INSTRUCTION: Print every entry exactly as written.

EXTRACTED INFORMATION:
^^^^^^^^
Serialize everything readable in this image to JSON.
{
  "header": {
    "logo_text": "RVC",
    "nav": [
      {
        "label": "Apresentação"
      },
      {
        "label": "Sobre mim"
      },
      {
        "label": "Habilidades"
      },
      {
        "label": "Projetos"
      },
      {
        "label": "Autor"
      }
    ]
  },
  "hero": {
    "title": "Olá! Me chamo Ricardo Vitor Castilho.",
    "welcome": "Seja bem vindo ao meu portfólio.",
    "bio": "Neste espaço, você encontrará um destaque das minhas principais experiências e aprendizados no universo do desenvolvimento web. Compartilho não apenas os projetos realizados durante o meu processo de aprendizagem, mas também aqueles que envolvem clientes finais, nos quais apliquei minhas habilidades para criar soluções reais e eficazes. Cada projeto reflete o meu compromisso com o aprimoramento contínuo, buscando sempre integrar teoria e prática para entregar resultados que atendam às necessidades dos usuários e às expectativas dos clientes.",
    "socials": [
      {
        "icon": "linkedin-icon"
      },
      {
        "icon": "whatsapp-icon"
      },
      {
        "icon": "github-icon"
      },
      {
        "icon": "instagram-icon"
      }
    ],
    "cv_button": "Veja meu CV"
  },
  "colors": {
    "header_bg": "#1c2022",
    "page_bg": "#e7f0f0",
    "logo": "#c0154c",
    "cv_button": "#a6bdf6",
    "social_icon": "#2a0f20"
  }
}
^^^^^^^^
WORKED ANSWER:
Serialize everything readable in this image to JSON.
{
  "header": {
    "logo_text": "RVC",
    "nav": [
      {
        "label": "Apresentação"
      },
      {
        "label": "Sobre mim"
      },
      {
        "label": "Habilidades"
      },
      {
        "label": "Projetos"
      },
      {
        "label": "Autor"
      }
    ]
  },
  "hero": {
    "title": "Olá! Me chamo Ricardo Vitor Castilho.",
    "welcome": "Seja bem vindo ao meu portfólio.",
    "bio": "Neste espaço, você encontrará um destaque das minhas principais experiências e aprendizados no universo do desenvolvimento web. Compartilho não apenas os projetos realizados durante o meu processo de aprendizagem, mas também aqueles que envolvem clientes finais, nos quais apliquei minhas habilidades para criar soluções reais e eficazes. Cada projeto reflete o meu compromisso com o aprimoramento contínuo, buscando sempre integrar teoria e prática para entregar resultados que atendam às necessidades dos usuários e às expectativas dos clientes.",
    "socials": [
      {
        "icon": "linkedin-icon"
      },
      {
        "icon": "whatsapp-icon"
      },
      {
        "icon": "github-icon"
      },
      {
        "icon": "instagram-icon"
      }
    ],
    "cv_button": "Veja meu CV"
  },
  "colors": {
    "header_bg": "#1c2022",
    "page_bg": "#e7f0f0",
    "logo": "#c0154c",
    "cv_button": "#a6bdf6",
    "social_icon": "#2a0f20"
  }
}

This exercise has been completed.